Given request
Print all of the data exactly.

Stored rows
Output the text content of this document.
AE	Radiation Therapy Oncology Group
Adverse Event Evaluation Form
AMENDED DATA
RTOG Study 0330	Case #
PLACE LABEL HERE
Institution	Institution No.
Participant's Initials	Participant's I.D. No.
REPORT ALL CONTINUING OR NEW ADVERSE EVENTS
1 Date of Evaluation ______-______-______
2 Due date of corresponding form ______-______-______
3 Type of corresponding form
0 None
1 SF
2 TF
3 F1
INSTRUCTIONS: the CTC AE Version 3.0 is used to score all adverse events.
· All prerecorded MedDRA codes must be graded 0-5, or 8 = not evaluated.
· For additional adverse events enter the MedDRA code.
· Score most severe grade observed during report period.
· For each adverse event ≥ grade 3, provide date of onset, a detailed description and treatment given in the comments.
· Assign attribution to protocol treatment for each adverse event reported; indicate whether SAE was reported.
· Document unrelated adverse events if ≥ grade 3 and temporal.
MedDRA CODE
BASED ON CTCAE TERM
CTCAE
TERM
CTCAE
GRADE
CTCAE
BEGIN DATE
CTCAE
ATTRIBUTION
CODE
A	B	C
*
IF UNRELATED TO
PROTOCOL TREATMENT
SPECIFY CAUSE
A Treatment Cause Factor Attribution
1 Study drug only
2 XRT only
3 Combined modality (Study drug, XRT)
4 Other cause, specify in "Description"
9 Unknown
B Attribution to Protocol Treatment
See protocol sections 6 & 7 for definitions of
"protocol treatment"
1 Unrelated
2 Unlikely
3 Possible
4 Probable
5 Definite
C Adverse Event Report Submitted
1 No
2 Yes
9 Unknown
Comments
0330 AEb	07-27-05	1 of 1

Result below
Output the text content of this document.
AE	Radiation Therapy Oncology Group
Adverse Event Evaluation Form
AMENDED DATA
RTOG Study 0330	Case #
PLACE LABEL HERE
Institution	Institution No.
Participant's Initials	Participant's I.D. No.
REPORT ALL CONTINUING OR NEW ADVERSE EVENTS
1 Date of Evaluation ______-______-______
2 Due date of corresponding form ______-______-______
3 Type of corresponding form
0 None
1 SF
2 TF
3 F1
INSTRUCTIONS: the CTC AE Version 3.0 is used to score all adverse events.
· All prerecorded MedDRA codes must be graded 0-5, or 8 = not evaluated.
· For additional adverse events enter the MedDRA code.
· Score most severe grade observed during report period.
· For each adverse event ≥ grade 3, provide date of onset, a detailed description and treatment given in the comments.
· Assign attribution to protocol treatment for each adverse event reported; indicate whether SAE was reported.
· Document unrelated adverse events if ≥ grade 3 and temporal.
MedDRA CODE
BASED ON CTCAE TERM
CTCAE
TERM
CTCAE
GRADE
CTCAE
BEGIN DATE
CTCAE
ATTRIBUTION
CODE
A	B	C
*
IF UNRELATED TO
PROTOCOL TREATMENT
SPECIFY CAUSE
A Treatment Cause Factor Attribution
1 Study drug only
2 XRT only
3 Combined modality (Study drug, XRT)
4 Other cause, specify in "Description"
9 Unknown
B Attribution to Protocol Treatment
See protocol sections 6 & 7 for definitions of
"protocol treatment"
1 Unrelated
2 Unlikely
3 Possible
4 Probable
5 Definite
C Adverse Event Report Submitted
1 No
2 Yes
9 Unknown
Comments
0330 AEb	07-27-05	1 of 1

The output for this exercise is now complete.